◆ **Required work**
Please print every record below exactly as it appears.

◆ **Items**
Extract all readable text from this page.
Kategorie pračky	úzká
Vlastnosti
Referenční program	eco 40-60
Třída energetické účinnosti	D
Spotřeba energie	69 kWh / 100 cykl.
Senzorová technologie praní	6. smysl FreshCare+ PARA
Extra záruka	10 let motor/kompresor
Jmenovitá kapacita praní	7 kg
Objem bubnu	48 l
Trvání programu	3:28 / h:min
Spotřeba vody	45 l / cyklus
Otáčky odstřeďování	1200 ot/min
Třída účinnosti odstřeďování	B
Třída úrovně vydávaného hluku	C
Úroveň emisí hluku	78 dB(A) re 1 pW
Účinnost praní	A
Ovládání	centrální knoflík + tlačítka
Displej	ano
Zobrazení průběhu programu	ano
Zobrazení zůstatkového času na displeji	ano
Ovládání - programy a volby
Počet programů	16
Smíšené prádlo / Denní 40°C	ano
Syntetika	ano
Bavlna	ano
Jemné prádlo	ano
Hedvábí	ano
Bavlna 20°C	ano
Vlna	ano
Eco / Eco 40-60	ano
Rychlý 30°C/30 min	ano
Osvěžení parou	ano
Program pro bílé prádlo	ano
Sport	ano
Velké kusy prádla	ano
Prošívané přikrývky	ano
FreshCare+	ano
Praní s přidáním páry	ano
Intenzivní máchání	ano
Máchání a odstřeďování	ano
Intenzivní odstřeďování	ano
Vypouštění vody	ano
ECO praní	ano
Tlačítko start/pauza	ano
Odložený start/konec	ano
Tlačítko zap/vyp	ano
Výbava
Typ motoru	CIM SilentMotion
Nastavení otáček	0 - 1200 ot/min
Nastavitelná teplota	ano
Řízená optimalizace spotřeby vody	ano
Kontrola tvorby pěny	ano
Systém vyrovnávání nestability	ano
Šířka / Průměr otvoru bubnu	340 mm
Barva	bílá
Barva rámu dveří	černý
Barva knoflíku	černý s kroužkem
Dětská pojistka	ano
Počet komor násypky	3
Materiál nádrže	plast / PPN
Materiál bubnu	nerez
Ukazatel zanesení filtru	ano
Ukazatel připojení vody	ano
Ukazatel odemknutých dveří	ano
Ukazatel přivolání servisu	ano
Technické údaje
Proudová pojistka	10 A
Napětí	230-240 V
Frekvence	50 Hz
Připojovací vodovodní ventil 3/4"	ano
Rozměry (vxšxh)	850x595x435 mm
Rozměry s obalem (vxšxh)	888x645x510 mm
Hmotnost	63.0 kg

◆ **Solution**
Extract all readable text from this page.
Kategorie pračky	úzká
Vlastnosti
Referenční program	eco 40-60
Třída energetické účinnosti	D
Spotřeba energie	69 kWh / 100 cykl.
Senzorová technologie praní	6. smysl FreshCare+ PARA
Extra záruka	10 let motor/kompresor
Jmenovitá kapacita praní	7 kg
Objem bubnu	48 l
Trvání programu	3:28 / h:min
Spotřeba vody	45 l / cyklus
Otáčky odstřeďování	1200 ot/min
Třída účinnosti odstřeďování	B
Třída úrovně vydávaného hluku	C
Úroveň emisí hluku	78 dB(A) re 1 pW
Účinnost praní	A
Ovládání	centrální knoflík + tlačítka
Displej	ano
Zobrazení průběhu programu	ano
Zobrazení zůstatkového času na displeji	ano
Ovládání - programy a volby
Počet programů	16
Smíšené prádlo / Denní 40°C	ano
Syntetika	ano
Bavlna	ano
Jemné prádlo	ano
Hedvábí	ano
Bavlna 20°C	ano
Vlna	ano
Eco / Eco 40-60	ano
Rychlý 30°C/30 min	ano
Osvěžení parou	ano
Program pro bílé prádlo	ano
Sport	ano
Velké kusy prádla	ano
Prošívané přikrývky	ano
FreshCare+	ano
Praní s přidáním páry	ano
Intenzivní máchání	ano
Máchání a odstřeďování	ano
Intenzivní odstřeďování	ano
Vypouštění vody	ano
ECO praní	ano
Tlačítko start/pauza	ano
Odložený start/konec	ano
Tlačítko zap/vyp	ano
Výbava
Typ motoru	CIM SilentMotion
Nastavení otáček	0 - 1200 ot/min
Nastavitelná teplota	ano
Řízená optimalizace spotřeby vody	ano
Kontrola tvorby pěny	ano
Systém vyrovnávání nestability	ano
Šířka / Průměr otvoru bubnu	340 mm
Barva	bílá
Barva rámu dveří	černý
Barva knoflíku	černý s kroužkem
Dětská pojistka	ano
Počet komor násypky	3
Materiál nádrže	plast / PPN
Materiál bubnu	nerez
Ukazatel zanesení filtru	ano
Ukazatel připojení vody	ano
Ukazatel odemknutých dveří	ano
Ukazatel přivolání servisu	ano
Technické údaje
Proudová pojistka	10 A
Napětí	230-240 V
Frekvence	50 Hz
Připojovací vodovodní ventil 3/4"	ano
Rozměry (vxšxh)	850x595x435 mm
Rozměry s obalem (vxšxh)	888x645x510 mm
Hmotnost	63.0 kg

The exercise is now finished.